_Given request_:
Only the pictures are omitted; repeat all other data exactly.

_Entries taken from a collection_:
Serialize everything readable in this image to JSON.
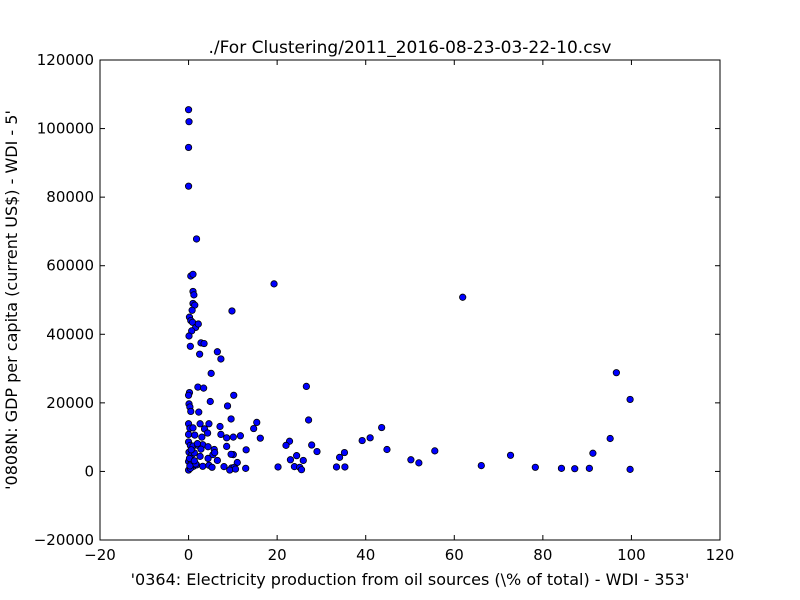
{
  "chart_data": {
    "type": "scatter",
    "title": "./For Clustering/2011_2016-08-23-03-22-10.csv",
    "xlabel": "'0364: Electricity production from oil sources  (\\% of total) - WDI - 353'",
    "ylabel": "'0808N: GDP per capita  (current US$) - WDI - 5'",
    "xlim": [
      -20,
      120
    ],
    "ylim": [
      -20000,
      120000
    ],
    "xticks": [
      -20,
      0,
      20,
      40,
      60,
      80,
      100,
      120
    ],
    "yticks": [
      -20000,
      0,
      20000,
      40000,
      60000,
      80000,
      100000,
      120000
    ],
    "xtick_labels": [
      "−20",
      "0",
      "20",
      "40",
      "60",
      "80",
      "100",
      "120"
    ],
    "ytick_labels": [
      "−20000",
      "0",
      "20000",
      "40000",
      "60000",
      "80000",
      "100000",
      "120000"
    ],
    "grid": false,
    "marker_color": "#0000ff",
    "marker_edge_color": "#000000",
    "points": [
      [
        0.0,
        105500
      ],
      [
        0.1,
        102000
      ],
      [
        0.0,
        94500
      ],
      [
        0.0,
        83200
      ],
      [
        1.8,
        67800
      ],
      [
        0.5,
        57000
      ],
      [
        1.0,
        57500
      ],
      [
        1.0,
        52500
      ],
      [
        1.2,
        51500
      ],
      [
        1.0,
        49000
      ],
      [
        1.4,
        48500
      ],
      [
        0.8,
        47000
      ],
      [
        0.2,
        45000
      ],
      [
        0.5,
        44000
      ],
      [
        0.9,
        43500
      ],
      [
        1.6,
        42000
      ],
      [
        2.2,
        43000
      ],
      [
        0.7,
        41000
      ],
      [
        0.1,
        39500
      ],
      [
        0.4,
        36500
      ],
      [
        2.8,
        37500
      ],
      [
        3.5,
        37300
      ],
      [
        2.5,
        34200
      ],
      [
        6.5,
        34900
      ],
      [
        7.3,
        32800
      ],
      [
        9.8,
        46800
      ],
      [
        19.3,
        54700
      ],
      [
        61.9,
        50800
      ],
      [
        5.1,
        28600
      ],
      [
        2.1,
        24600
      ],
      [
        3.4,
        24300
      ],
      [
        0.2,
        23000
      ],
      [
        0.0,
        22200
      ],
      [
        10.2,
        22200
      ],
      [
        4.9,
        20400
      ],
      [
        0.1,
        19700
      ],
      [
        0.3,
        18800
      ],
      [
        0.5,
        17500
      ],
      [
        2.3,
        17300
      ],
      [
        8.8,
        19100
      ],
      [
        9.6,
        15300
      ],
      [
        14.7,
        12500
      ],
      [
        15.4,
        14300
      ],
      [
        26.6,
        24800
      ],
      [
        27.1,
        15000
      ],
      [
        43.6,
        12800
      ],
      [
        96.6,
        28800
      ],
      [
        99.7,
        21000
      ],
      [
        0.0,
        13900
      ],
      [
        0.3,
        12600
      ],
      [
        1.0,
        12700
      ],
      [
        2.6,
        13900
      ],
      [
        3.6,
        12400
      ],
      [
        4.6,
        13900
      ],
      [
        7.1,
        13100
      ],
      [
        0.0,
        10800
      ],
      [
        1.4,
        10600
      ],
      [
        3.0,
        10000
      ],
      [
        4.3,
        11200
      ],
      [
        7.3,
        10800
      ],
      [
        8.6,
        9800
      ],
      [
        10.1,
        10000
      ],
      [
        11.7,
        10400
      ],
      [
        16.2,
        9700
      ],
      [
        22.8,
        8800
      ],
      [
        39.2,
        9000
      ],
      [
        41.0,
        9800
      ],
      [
        95.2,
        9600
      ],
      [
        0.0,
        8600
      ],
      [
        0.4,
        7600
      ],
      [
        1.0,
        7400
      ],
      [
        2.1,
        7600
      ],
      [
        3.2,
        7800
      ],
      [
        4.4,
        7200
      ],
      [
        5.8,
        6400
      ],
      [
        8.6,
        7300
      ],
      [
        10.1,
        4900
      ],
      [
        13.0,
        6300
      ],
      [
        22.0,
        7600
      ],
      [
        27.8,
        7700
      ],
      [
        29.0,
        5800
      ],
      [
        35.2,
        5500
      ],
      [
        44.8,
        6400
      ],
      [
        55.6,
        6000
      ],
      [
        72.7,
        4700
      ],
      [
        91.3,
        5300
      ],
      [
        0.1,
        5600
      ],
      [
        0.7,
        4800
      ],
      [
        1.3,
        5400
      ],
      [
        2.6,
        4400
      ],
      [
        4.4,
        3800
      ],
      [
        5.5,
        4900
      ],
      [
        6.5,
        3200
      ],
      [
        9.6,
        5000
      ],
      [
        11.0,
        2600
      ],
      [
        23.0,
        3400
      ],
      [
        24.4,
        4600
      ],
      [
        25.9,
        3200
      ],
      [
        34.1,
        4100
      ],
      [
        50.2,
        3400
      ],
      [
        0.0,
        2900
      ],
      [
        0.6,
        2400
      ],
      [
        1.1,
        1500
      ],
      [
        1.8,
        1900
      ],
      [
        3.2,
        1500
      ],
      [
        4.6,
        1800
      ],
      [
        5.3,
        1200
      ],
      [
        8.0,
        1400
      ],
      [
        9.7,
        1000
      ],
      [
        10.3,
        1200
      ],
      [
        12.9,
        900
      ],
      [
        20.2,
        1300
      ],
      [
        23.9,
        1400
      ],
      [
        25.1,
        1200
      ],
      [
        25.5,
        500
      ],
      [
        33.4,
        1300
      ],
      [
        35.3,
        1300
      ],
      [
        52.0,
        2500
      ],
      [
        66.1,
        1700
      ],
      [
        78.3,
        1200
      ],
      [
        84.2,
        900
      ],
      [
        87.2,
        800
      ],
      [
        90.5,
        900
      ],
      [
        99.7,
        600
      ],
      [
        0.0,
        400
      ],
      [
        0.4,
        900
      ],
      [
        0.2,
        3800
      ],
      [
        1.6,
        2200
      ],
      [
        2.8,
        6500
      ],
      [
        5.9,
        5500
      ],
      [
        0.6,
        6300
      ],
      [
        9.3,
        400
      ],
      [
        10.6,
        700
      ],
      [
        2.0,
        8100
      ],
      [
        1.3,
        3100
      ],
      [
        0.3,
        1600
      ]
    ]
  }
}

_Output below_:
Serialize everything readable in this image to JSON.
{
  "chart_data": {
    "type": "scatter",
    "title": "./For Clustering/2011_2016-08-23-03-22-10.csv",
    "xlabel": "'0364: Electricity production from oil sources  (\\% of total) - WDI - 353'",
    "ylabel": "'0808N: GDP per capita  (current US$) - WDI - 5'",
    "xlim": [
      -20,
      120
    ],
    "ylim": [
      -20000,
      120000
    ],
    "xticks": [
      -20,
      0,
      20,
      40,
      60,
      80,
      100,
      120
    ],
    "yticks": [
      -20000,
      0,
      20000,
      40000,
      60000,
      80000,
      100000,
      120000
    ],
    "xtick_labels": [
      "−20",
      "0",
      "20",
      "40",
      "60",
      "80",
      "100",
      "120"
    ],
    "ytick_labels": [
      "−20000",
      "0",
      "20000",
      "40000",
      "60000",
      "80000",
      "100000",
      "120000"
    ],
    "grid": false,
    "marker_color": "#0000ff",
    "marker_edge_color": "#000000",
    "points": [
      [
        0.0,
        105500
      ],
      [
        0.1,
        102000
      ],
      [
        0.0,
        94500
      ],
      [
        0.0,
        83200
      ],
      [
        1.8,
        67800
      ],
      [
        0.5,
        57000
      ],
      [
        1.0,
        57500
      ],
      [
        1.0,
        52500
      ],
      [
        1.2,
        51500
      ],
      [
        1.0,
        49000
      ],
      [
        1.4,
        48500
      ],
      [
        0.8,
        47000
      ],
      [
        0.2,
        45000
      ],
      [
        0.5,
        44000
      ],
      [
        0.9,
        43500
      ],
      [
        1.6,
        42000
      ],
      [
        2.2,
        43000
      ],
      [
        0.7,
        41000
      ],
      [
        0.1,
        39500
      ],
      [
        0.4,
        36500
      ],
      [
        2.8,
        37500
      ],
      [
        3.5,
        37300
      ],
      [
        2.5,
        34200
      ],
      [
        6.5,
        34900
      ],
      [
        7.3,
        32800
      ],
      [
        9.8,
        46800
      ],
      [
        19.3,
        54700
      ],
      [
        61.9,
        50800
      ],
      [
        5.1,
        28600
      ],
      [
        2.1,
        24600
      ],
      [
        3.4,
        24300
      ],
      [
        0.2,
        23000
      ],
      [
        0.0,
        22200
      ],
      [
        10.2,
        22200
      ],
      [
        4.9,
        20400
      ],
      [
        0.1,
        19700
      ],
      [
        0.3,
        18800
      ],
      [
        0.5,
        17500
      ],
      [
        2.3,
        17300
      ],
      [
        8.8,
        19100
      ],
      [
        9.6,
        15300
      ],
      [
        14.7,
        12500
      ],
      [
        15.4,
        14300
      ],
      [
        26.6,
        24800
      ],
      [
        27.1,
        15000
      ],
      [
        43.6,
        12800
      ],
      [
        96.6,
        28800
      ],
      [
        99.7,
        21000
      ],
      [
        0.0,
        13900
      ],
      [
        0.3,
        12600
      ],
      [
        1.0,
        12700
      ],
      [
        2.6,
        13900
      ],
      [
        3.6,
        12400
      ],
      [
        4.6,
        13900
      ],
      [
        7.1,
        13100
      ],
      [
        0.0,
        10800
      ],
      [
        1.4,
        10600
      ],
      [
        3.0,
        10000
      ],
      [
        4.3,
        11200
      ],
      [
        7.3,
        10800
      ],
      [
        8.6,
        9800
      ],
      [
        10.1,
        10000
      ],
      [
        11.7,
        10400
      ],
      [
        16.2,
        9700
      ],
      [
        22.8,
        8800
      ],
      [
        39.2,
        9000
      ],
      [
        41.0,
        9800
      ],
      [
        95.2,
        9600
      ],
      [
        0.0,
        8600
      ],
      [
        0.4,
        7600
      ],
      [
        1.0,
        7400
      ],
      [
        2.1,
        7600
      ],
      [
        3.2,
        7800
      ],
      [
        4.4,
        7200
      ],
      [
        5.8,
        6400
      ],
      [
        8.6,
        7300
      ],
      [
        10.1,
        4900
      ],
      [
        13.0,
        6300
      ],
      [
        22.0,
        7600
      ],
      [
        27.8,
        7700
      ],
      [
        29.0,
        5800
      ],
      [
        35.2,
        5500
      ],
      [
        44.8,
        6400
      ],
      [
        55.6,
        6000
      ],
      [
        72.7,
        4700
      ],
      [
        91.3,
        5300
      ],
      [
        0.1,
        5600
      ],
      [
        0.7,
        4800
      ],
      [
        1.3,
        5400
      ],
      [
        2.6,
        4400
      ],
      [
        4.4,
        3800
      ],
      [
        5.5,
        4900
      ],
      [
        6.5,
        3200
      ],
      [
        9.6,
        5000
      ],
      [
        11.0,
        2600
      ],
      [
        23.0,
        3400
      ],
      [
        24.4,
        4600
      ],
      [
        25.9,
        3200
      ],
      [
        34.1,
        4100
      ],
      [
        50.2,
        3400
      ],
      [
        0.0,
        2900
      ],
      [
        0.6,
        2400
      ],
      [
        1.1,
        1500
      ],
      [
        1.8,
        1900
      ],
      [
        3.2,
        1500
      ],
      [
        4.6,
        1800
      ],
      [
        5.3,
        1200
      ],
      [
        8.0,
        1400
      ],
      [
        9.7,
        1000
      ],
      [
        10.3,
        1200
      ],
      [
        12.9,
        900
      ],
      [
        20.2,
        1300
      ],
      [
        23.9,
        1400
      ],
      [
        25.1,
        1200
      ],
      [
        25.5,
        500
      ],
      [
        33.4,
        1300
      ],
      [
        35.3,
        1300
      ],
      [
        52.0,
        2500
      ],
      [
        66.1,
        1700
      ],
      [
        78.3,
        1200
      ],
      [
        84.2,
        900
      ],
      [
        87.2,
        800
      ],
      [
        90.5,
        900
      ],
      [
        99.7,
        600
      ],
      [
        0.0,
        400
      ],
      [
        0.4,
        900
      ],
      [
        0.2,
        3800
      ],
      [
        1.6,
        2200
      ],
      [
        2.8,
        6500
      ],
      [
        5.9,
        5500
      ],
      [
        0.6,
        6300
      ],
      [
        9.3,
        400
      ],
      [
        10.6,
        700
      ],
      [
        2.0,
        8100
      ],
      [
        1.3,
        3100
      ],
      [
        0.3,
        1600
      ]
    ]
  }
}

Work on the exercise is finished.